(Dataset excerpts)
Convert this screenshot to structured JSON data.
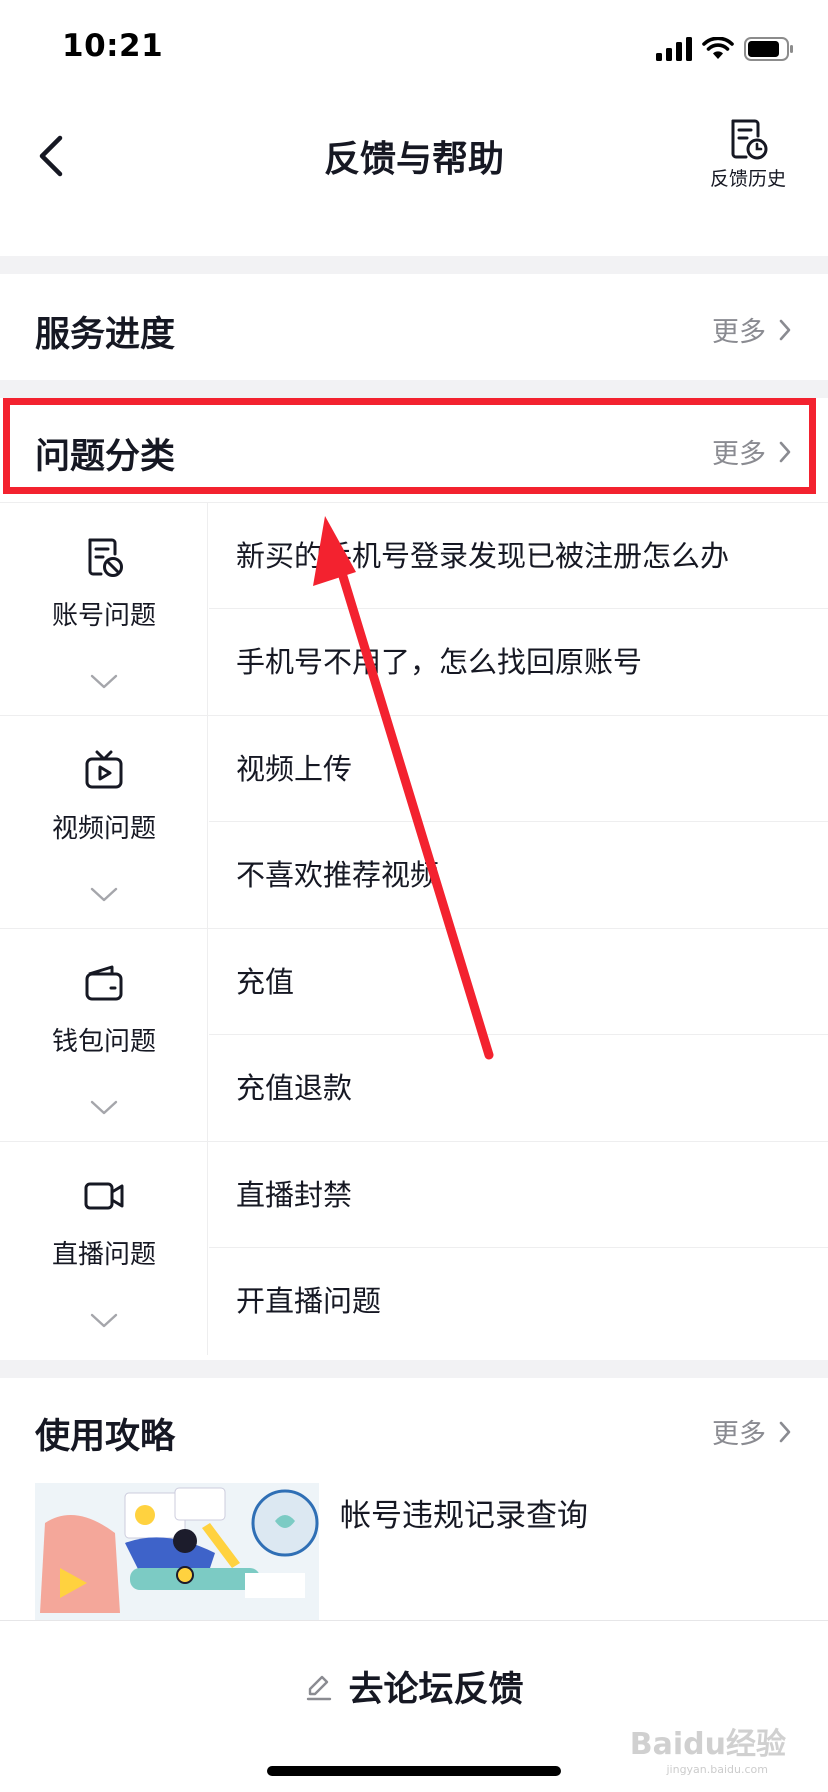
{
  "status_bar": {
    "time": "10:21"
  },
  "nav": {
    "title": "反馈与帮助",
    "history_label": "反馈历史"
  },
  "service_progress": {
    "title": "服务进度",
    "more_label": "更多"
  },
  "problem_categories": {
    "title": "问题分类",
    "more_label": "更多",
    "categories": [
      {
        "label": "账号问题",
        "icon": "account-doc-icon",
        "items": [
          "新买的手机号登录发现已被注册怎么办",
          "手机号不用了，怎么找回原账号"
        ]
      },
      {
        "label": "视频问题",
        "icon": "tv-play-icon",
        "items": [
          "视频上传",
          "不喜欢推荐视频"
        ]
      },
      {
        "label": "钱包问题",
        "icon": "wallet-icon",
        "items": [
          "充值",
          "充值退款"
        ]
      },
      {
        "label": "直播问题",
        "icon": "video-camera-icon",
        "items": [
          "直播封禁",
          "开直播问题"
        ]
      }
    ]
  },
  "guide": {
    "title": "使用攻略",
    "more_label": "更多",
    "articles": [
      {
        "title": "帐号违规记录查询"
      }
    ]
  },
  "bottom": {
    "button_label": "去论坛反馈"
  },
  "watermark": {
    "text": "Baidu经验",
    "sub": "jingyan.baidu.com"
  },
  "colors": {
    "highlight": "#f3222f",
    "divider": "#eeeeef",
    "section_gap": "#f2f2f4",
    "muted_text": "#8a8b91"
  }
}
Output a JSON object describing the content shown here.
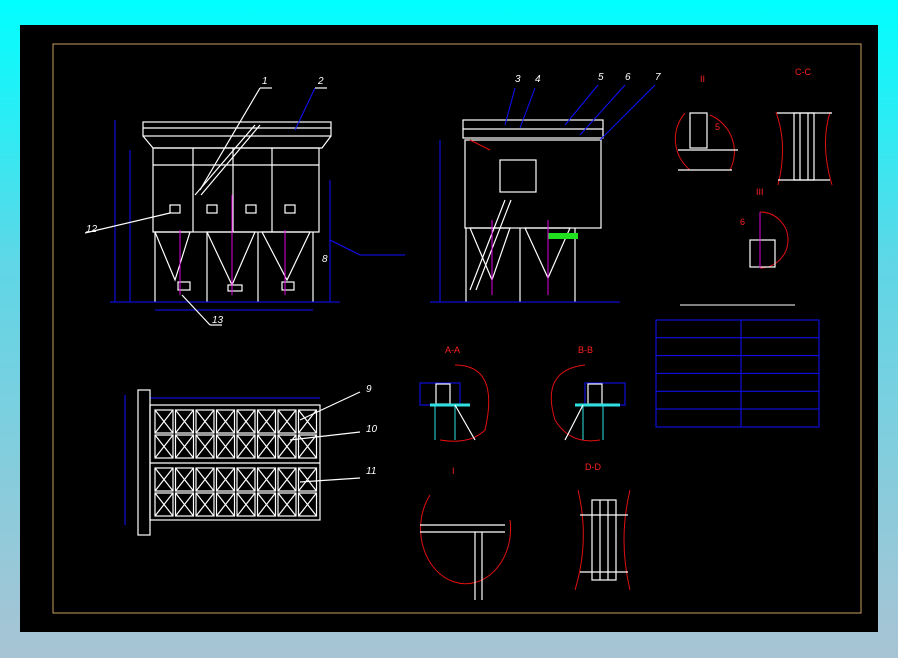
{
  "drawing": {
    "balloons": {
      "b1": "1",
      "b2": "2",
      "b3": "3",
      "b4": "4",
      "b5": "5",
      "b6": "6",
      "b7": "7",
      "b8": "8",
      "b9": "9",
      "b10": "10",
      "b11": "11",
      "b12": "12",
      "b13": "13"
    },
    "sections": {
      "detail_2": "II",
      "cc": "C-C",
      "detail_3": "III",
      "aa": "A-A",
      "bb": "B-B",
      "detail_1": "I",
      "dd": "D-D"
    },
    "welds": {
      "w5": "5",
      "w6": "6"
    },
    "table_rows": 6
  },
  "colors": {
    "background_top": "#00ffff",
    "sheet": "#000000",
    "border": "#c8a060",
    "dimension": "#1010ff",
    "detail": "#e01010",
    "geometry": "#ffffff"
  }
}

# Exercise
Of the lines in the listing above, how many hold the string "JSON"? Reply with the number only.

# Solution
2